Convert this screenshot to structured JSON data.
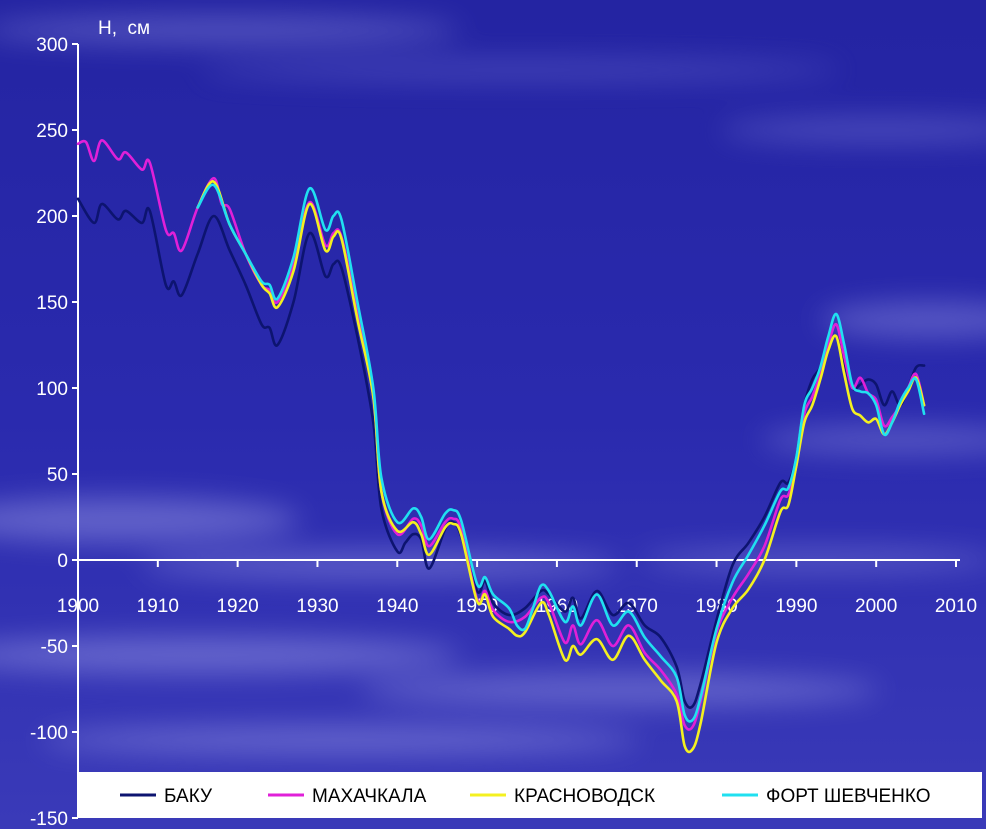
{
  "chart_data": {
    "type": "line",
    "title": "",
    "xlabel": "",
    "ylabel": "H,  см",
    "xlim": [
      1900,
      2010
    ],
    "ylim": [
      -150,
      300
    ],
    "x_ticks": [
      1900,
      1910,
      1920,
      1930,
      1940,
      1950,
      1960,
      1970,
      1980,
      1990,
      2000,
      2010
    ],
    "y_ticks": [
      300,
      250,
      200,
      150,
      100,
      50,
      0,
      -50,
      -100,
      -150
    ],
    "grid": false,
    "legend_position": "bottom",
    "colors": {
      "background": "#2626a8",
      "axis": "#ffffff",
      "legend_box": "#ffffff",
      "legend_text": "#000000"
    },
    "series": [
      {
        "name": "БАКУ",
        "color": "#0d1470",
        "points": [
          [
            1900,
            210
          ],
          [
            1902,
            196
          ],
          [
            1903,
            207
          ],
          [
            1905,
            198
          ],
          [
            1906,
            203
          ],
          [
            1908,
            196
          ],
          [
            1909,
            203
          ],
          [
            1911,
            160
          ],
          [
            1912,
            162
          ],
          [
            1913,
            154
          ],
          [
            1915,
            178
          ],
          [
            1917,
            200
          ],
          [
            1919,
            180
          ],
          [
            1921,
            160
          ],
          [
            1923,
            137
          ],
          [
            1924,
            135
          ],
          [
            1925,
            125
          ],
          [
            1927,
            150
          ],
          [
            1929,
            190
          ],
          [
            1931,
            165
          ],
          [
            1932,
            172
          ],
          [
            1933,
            170
          ],
          [
            1935,
            130
          ],
          [
            1937,
            80
          ],
          [
            1938,
            30
          ],
          [
            1940,
            5
          ],
          [
            1941,
            10
          ],
          [
            1942,
            15
          ],
          [
            1943,
            12
          ],
          [
            1944,
            -5
          ],
          [
            1946,
            18
          ],
          [
            1947,
            22
          ],
          [
            1948,
            14
          ],
          [
            1950,
            -18
          ],
          [
            1951,
            -12
          ],
          [
            1952,
            -25
          ],
          [
            1954,
            -32
          ],
          [
            1956,
            -28
          ],
          [
            1958,
            -18
          ],
          [
            1959,
            -20
          ],
          [
            1961,
            -30
          ],
          [
            1962,
            -22
          ],
          [
            1963,
            -34
          ],
          [
            1965,
            -18
          ],
          [
            1967,
            -32
          ],
          [
            1969,
            -25
          ],
          [
            1971,
            -38
          ],
          [
            1973,
            -45
          ],
          [
            1975,
            -62
          ],
          [
            1976,
            -82
          ],
          [
            1977,
            -85
          ],
          [
            1978,
            -72
          ],
          [
            1980,
            -35
          ],
          [
            1982,
            -3
          ],
          [
            1984,
            10
          ],
          [
            1986,
            25
          ],
          [
            1988,
            45
          ],
          [
            1989,
            45
          ],
          [
            1990,
            60
          ],
          [
            1991,
            90
          ],
          [
            1992,
            105
          ],
          [
            1993,
            112
          ],
          [
            1994,
            125
          ],
          [
            1995,
            130
          ],
          [
            1996,
            115
          ],
          [
            1997,
            100
          ],
          [
            1998,
            102
          ],
          [
            1999,
            105
          ],
          [
            2000,
            102
          ],
          [
            2001,
            90
          ],
          [
            2002,
            98
          ],
          [
            2003,
            90
          ],
          [
            2004,
            100
          ],
          [
            2005,
            112
          ],
          [
            2006,
            113
          ]
        ]
      },
      {
        "name": "МАХАЧКАЛА",
        "color": "#e020d8",
        "points": [
          [
            1900,
            242
          ],
          [
            1901,
            243
          ],
          [
            1902,
            232
          ],
          [
            1903,
            244
          ],
          [
            1905,
            233
          ],
          [
            1906,
            237
          ],
          [
            1908,
            227
          ],
          [
            1909,
            231
          ],
          [
            1911,
            192
          ],
          [
            1912,
            190
          ],
          [
            1913,
            180
          ],
          [
            1915,
            205
          ],
          [
            1917,
            222
          ],
          [
            1918,
            207
          ],
          [
            1919,
            204
          ],
          [
            1921,
            178
          ],
          [
            1923,
            160
          ],
          [
            1924,
            157
          ],
          [
            1925,
            150
          ],
          [
            1927,
            172
          ],
          [
            1929,
            208
          ],
          [
            1931,
            183
          ],
          [
            1932,
            190
          ],
          [
            1933,
            188
          ],
          [
            1935,
            145
          ],
          [
            1937,
            95
          ],
          [
            1938,
            40
          ],
          [
            1940,
            15
          ],
          [
            1942,
            24
          ],
          [
            1943,
            20
          ],
          [
            1944,
            8
          ],
          [
            1946,
            22
          ],
          [
            1947,
            24
          ],
          [
            1948,
            18
          ],
          [
            1950,
            -23
          ],
          [
            1951,
            -18
          ],
          [
            1952,
            -29
          ],
          [
            1954,
            -36
          ],
          [
            1956,
            -33
          ],
          [
            1958,
            -22
          ],
          [
            1959,
            -25
          ],
          [
            1961,
            -48
          ],
          [
            1962,
            -38
          ],
          [
            1963,
            -49
          ],
          [
            1965,
            -35
          ],
          [
            1967,
            -50
          ],
          [
            1969,
            -38
          ],
          [
            1971,
            -54
          ],
          [
            1973,
            -64
          ],
          [
            1975,
            -78
          ],
          [
            1976,
            -96
          ],
          [
            1977,
            -97
          ],
          [
            1978,
            -82
          ],
          [
            1980,
            -42
          ],
          [
            1982,
            -22
          ],
          [
            1984,
            -8
          ],
          [
            1986,
            8
          ],
          [
            1988,
            35
          ],
          [
            1989,
            38
          ],
          [
            1990,
            55
          ],
          [
            1991,
            85
          ],
          [
            1992,
            95
          ],
          [
            1993,
            108
          ],
          [
            1994,
            125
          ],
          [
            1995,
            137
          ],
          [
            1996,
            118
          ],
          [
            1997,
            100
          ],
          [
            1998,
            106
          ],
          [
            1999,
            97
          ],
          [
            2000,
            93
          ],
          [
            2001,
            78
          ],
          [
            2002,
            83
          ],
          [
            2003,
            90
          ],
          [
            2004,
            100
          ],
          [
            2005,
            108
          ],
          [
            2006,
            90
          ]
        ]
      },
      {
        "name": "КРАСНОВОДСК",
        "color": "#f4f020",
        "points": [
          [
            1915,
            205
          ],
          [
            1917,
            220
          ],
          [
            1919,
            195
          ],
          [
            1921,
            178
          ],
          [
            1923,
            160
          ],
          [
            1924,
            155
          ],
          [
            1925,
            147
          ],
          [
            1927,
            168
          ],
          [
            1929,
            207
          ],
          [
            1931,
            180
          ],
          [
            1932,
            188
          ],
          [
            1933,
            187
          ],
          [
            1935,
            140
          ],
          [
            1937,
            95
          ],
          [
            1938,
            40
          ],
          [
            1940,
            17
          ],
          [
            1942,
            22
          ],
          [
            1943,
            15
          ],
          [
            1944,
            3
          ],
          [
            1946,
            19
          ],
          [
            1947,
            21
          ],
          [
            1948,
            15
          ],
          [
            1950,
            -24
          ],
          [
            1951,
            -20
          ],
          [
            1952,
            -33
          ],
          [
            1954,
            -40
          ],
          [
            1955,
            -44
          ],
          [
            1956,
            -42
          ],
          [
            1958,
            -25
          ],
          [
            1959,
            -32
          ],
          [
            1961,
            -58
          ],
          [
            1962,
            -50
          ],
          [
            1963,
            -55
          ],
          [
            1965,
            -46
          ],
          [
            1967,
            -58
          ],
          [
            1969,
            -44
          ],
          [
            1971,
            -58
          ],
          [
            1973,
            -70
          ],
          [
            1975,
            -82
          ],
          [
            1976,
            -108
          ],
          [
            1977,
            -110
          ],
          [
            1978,
            -95
          ],
          [
            1980,
            -48
          ],
          [
            1982,
            -28
          ],
          [
            1984,
            -17
          ],
          [
            1986,
            0
          ],
          [
            1988,
            28
          ],
          [
            1989,
            32
          ],
          [
            1990,
            55
          ],
          [
            1991,
            80
          ],
          [
            1992,
            90
          ],
          [
            1993,
            105
          ],
          [
            1994,
            122
          ],
          [
            1995,
            130
          ],
          [
            1996,
            108
          ],
          [
            1997,
            88
          ],
          [
            1998,
            84
          ],
          [
            1999,
            80
          ],
          [
            2000,
            82
          ],
          [
            2001,
            73
          ],
          [
            2002,
            80
          ],
          [
            2003,
            90
          ],
          [
            2004,
            98
          ],
          [
            2005,
            106
          ],
          [
            2006,
            90
          ]
        ]
      },
      {
        "name": "ФОРТ ШЕВЧЕНКО",
        "color": "#20e0f0",
        "points": [
          [
            1915,
            205
          ],
          [
            1917,
            218
          ],
          [
            1919,
            195
          ],
          [
            1921,
            178
          ],
          [
            1923,
            162
          ],
          [
            1924,
            160
          ],
          [
            1925,
            152
          ],
          [
            1927,
            176
          ],
          [
            1929,
            216
          ],
          [
            1931,
            192
          ],
          [
            1932,
            200
          ],
          [
            1933,
            198
          ],
          [
            1935,
            150
          ],
          [
            1937,
            100
          ],
          [
            1938,
            48
          ],
          [
            1940,
            22
          ],
          [
            1942,
            30
          ],
          [
            1943,
            25
          ],
          [
            1944,
            12
          ],
          [
            1946,
            27
          ],
          [
            1947,
            29
          ],
          [
            1948,
            23
          ],
          [
            1950,
            -14
          ],
          [
            1951,
            -10
          ],
          [
            1952,
            -20
          ],
          [
            1954,
            -28
          ],
          [
            1955,
            -38
          ],
          [
            1956,
            -40
          ],
          [
            1957,
            -28
          ],
          [
            1958,
            -15
          ],
          [
            1959,
            -18
          ],
          [
            1961,
            -36
          ],
          [
            1962,
            -27
          ],
          [
            1963,
            -38
          ],
          [
            1965,
            -20
          ],
          [
            1967,
            -38
          ],
          [
            1969,
            -30
          ],
          [
            1971,
            -45
          ],
          [
            1973,
            -56
          ],
          [
            1975,
            -68
          ],
          [
            1976,
            -90
          ],
          [
            1977,
            -93
          ],
          [
            1978,
            -80
          ],
          [
            1980,
            -40
          ],
          [
            1982,
            -13
          ],
          [
            1984,
            3
          ],
          [
            1986,
            20
          ],
          [
            1988,
            40
          ],
          [
            1989,
            42
          ],
          [
            1990,
            60
          ],
          [
            1991,
            90
          ],
          [
            1992,
            100
          ],
          [
            1993,
            112
          ],
          [
            1994,
            130
          ],
          [
            1995,
            143
          ],
          [
            1996,
            125
          ],
          [
            1997,
            102
          ],
          [
            1998,
            98
          ],
          [
            1999,
            97
          ],
          [
            2000,
            90
          ],
          [
            2001,
            73
          ],
          [
            2002,
            80
          ],
          [
            2003,
            92
          ],
          [
            2004,
            100
          ],
          [
            2005,
            105
          ],
          [
            2006,
            85
          ]
        ]
      }
    ]
  }
}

◆ ◆ ◆ ◆ ◆

Lines from the records above that hold "name" are the ones to list.

Correct result —
        "name": "БАКУ",
        "name": "МАХАЧКАЛА",
        "name": "КРАСНОВОДСК",
        "name": "ФОРТ ШЕВЧЕНКО",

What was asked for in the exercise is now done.